Write every record out again exactly as given.

[Data items]
------------------------------

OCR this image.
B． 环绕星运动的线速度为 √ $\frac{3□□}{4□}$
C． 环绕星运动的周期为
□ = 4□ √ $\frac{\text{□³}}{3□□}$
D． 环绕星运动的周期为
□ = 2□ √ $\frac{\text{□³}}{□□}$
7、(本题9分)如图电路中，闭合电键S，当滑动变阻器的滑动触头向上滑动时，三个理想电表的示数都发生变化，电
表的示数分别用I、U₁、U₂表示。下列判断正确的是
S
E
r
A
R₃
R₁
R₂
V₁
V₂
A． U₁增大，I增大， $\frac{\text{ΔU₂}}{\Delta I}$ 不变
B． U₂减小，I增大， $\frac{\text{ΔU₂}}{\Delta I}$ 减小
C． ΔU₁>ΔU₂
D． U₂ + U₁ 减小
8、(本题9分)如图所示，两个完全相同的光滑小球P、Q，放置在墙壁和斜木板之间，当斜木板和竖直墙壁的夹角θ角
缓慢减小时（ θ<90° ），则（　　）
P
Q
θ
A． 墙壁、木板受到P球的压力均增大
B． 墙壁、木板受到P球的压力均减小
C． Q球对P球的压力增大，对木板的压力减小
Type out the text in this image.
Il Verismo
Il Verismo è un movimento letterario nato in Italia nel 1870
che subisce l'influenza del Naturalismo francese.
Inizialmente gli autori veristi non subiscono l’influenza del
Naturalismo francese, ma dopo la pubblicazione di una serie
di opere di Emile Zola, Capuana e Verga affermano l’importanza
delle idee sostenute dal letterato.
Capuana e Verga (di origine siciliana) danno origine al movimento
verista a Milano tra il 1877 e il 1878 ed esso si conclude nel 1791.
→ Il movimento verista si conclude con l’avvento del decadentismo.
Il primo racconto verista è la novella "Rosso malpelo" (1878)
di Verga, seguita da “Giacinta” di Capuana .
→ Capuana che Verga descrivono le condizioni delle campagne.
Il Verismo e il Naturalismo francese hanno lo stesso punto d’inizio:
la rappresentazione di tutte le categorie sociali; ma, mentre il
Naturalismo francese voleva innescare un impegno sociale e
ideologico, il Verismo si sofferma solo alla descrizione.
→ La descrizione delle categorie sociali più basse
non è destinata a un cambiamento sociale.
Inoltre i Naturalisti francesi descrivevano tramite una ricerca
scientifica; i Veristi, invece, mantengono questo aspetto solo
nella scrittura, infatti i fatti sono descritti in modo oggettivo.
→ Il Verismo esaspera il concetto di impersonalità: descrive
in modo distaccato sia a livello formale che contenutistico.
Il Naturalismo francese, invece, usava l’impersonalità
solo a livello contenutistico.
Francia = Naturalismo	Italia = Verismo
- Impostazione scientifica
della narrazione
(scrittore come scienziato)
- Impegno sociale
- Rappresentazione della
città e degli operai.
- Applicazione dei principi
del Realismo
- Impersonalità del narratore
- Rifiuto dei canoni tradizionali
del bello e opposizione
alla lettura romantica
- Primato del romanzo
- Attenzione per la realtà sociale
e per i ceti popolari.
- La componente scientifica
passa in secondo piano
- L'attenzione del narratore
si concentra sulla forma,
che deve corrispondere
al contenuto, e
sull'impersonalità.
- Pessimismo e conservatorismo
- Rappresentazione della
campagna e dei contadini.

------------------------------

** Expected answer **
OCR this image.
B． 环绕星运动的线速度为 √ $\frac{3□□}{4□}$
C． 环绕星运动的周期为
□ = 4□ √ $\frac{\text{□³}}{3□□}$
D． 环绕星运动的周期为
□ = 2□ √ $\frac{\text{□³}}{□□}$
7、(本题9分)如图电路中，闭合电键S，当滑动变阻器的滑动触头向上滑动时，三个理想电表的示数都发生变化，电
表的示数分别用I、U₁、U₂表示。下列判断正确的是
S
E
r
A
R₃
R₁
R₂
V₁
V₂
A． U₁增大，I增大， $\frac{\text{ΔU₂}}{\Delta I}$ 不变
B． U₂减小，I增大， $\frac{\text{ΔU₂}}{\Delta I}$ 减小
C． ΔU₁>ΔU₂
D． U₂ + U₁ 减小
8、(本题9分)如图所示，两个完全相同的光滑小球P、Q，放置在墙壁和斜木板之间，当斜木板和竖直墙壁的夹角θ角
缓慢减小时（ θ<90° ），则（　　）
P
Q
θ
A． 墙壁、木板受到P球的压力均增大
B． 墙壁、木板受到P球的压力均减小
C． Q球对P球的压力增大，对木板的压力减小
Type out the text in this image.
Il Verismo
Il Verismo è un movimento letterario nato in Italia nel 1870
che subisce l'influenza del Naturalismo francese.
Inizialmente gli autori veristi non subiscono l’influenza del
Naturalismo francese, ma dopo la pubblicazione di una serie
di opere di Emile Zola, Capuana e Verga affermano l’importanza
delle idee sostenute dal letterato.
Capuana e Verga (di origine siciliana) danno origine al movimento
verista a Milano tra il 1877 e il 1878 ed esso si conclude nel 1791.
→ Il movimento verista si conclude con l’avvento del decadentismo.
Il primo racconto verista è la novella "Rosso malpelo" (1878)
di Verga, seguita da “Giacinta” di Capuana .
→ Capuana che Verga descrivono le condizioni delle campagne.
Il Verismo e il Naturalismo francese hanno lo stesso punto d’inizio:
la rappresentazione di tutte le categorie sociali; ma, mentre il
Naturalismo francese voleva innescare un impegno sociale e
ideologico, il Verismo si sofferma solo alla descrizione.
→ La descrizione delle categorie sociali più basse
non è destinata a un cambiamento sociale.
Inoltre i Naturalisti francesi descrivevano tramite una ricerca
scientifica; i Veristi, invece, mantengono questo aspetto solo
nella scrittura, infatti i fatti sono descritti in modo oggettivo.
→ Il Verismo esaspera il concetto di impersonalità: descrive
in modo distaccato sia a livello formale che contenutistico.
Il Naturalismo francese, invece, usava l’impersonalità
solo a livello contenutistico.
Francia = Naturalismo	Italia = Verismo
- Impostazione scientifica
della narrazione
(scrittore come scienziato)
- Impegno sociale
- Rappresentazione della
città e degli operai.
- Applicazione dei principi
del Realismo
- Impersonalità del narratore
- Rifiuto dei canoni tradizionali
del bello e opposizione
alla lettura romantica
- Primato del romanzo
- Attenzione per la realtà sociale
e per i ceti popolari.
- La componente scientifica
passa in secondo piano
- L'attenzione del narratore
si concentra sulla forma,
che deve corrispondere
al contenuto, e
sull'impersonalità.
- Pessimismo e conservatorismo
- Rappresentazione della
campagna e dei contadini.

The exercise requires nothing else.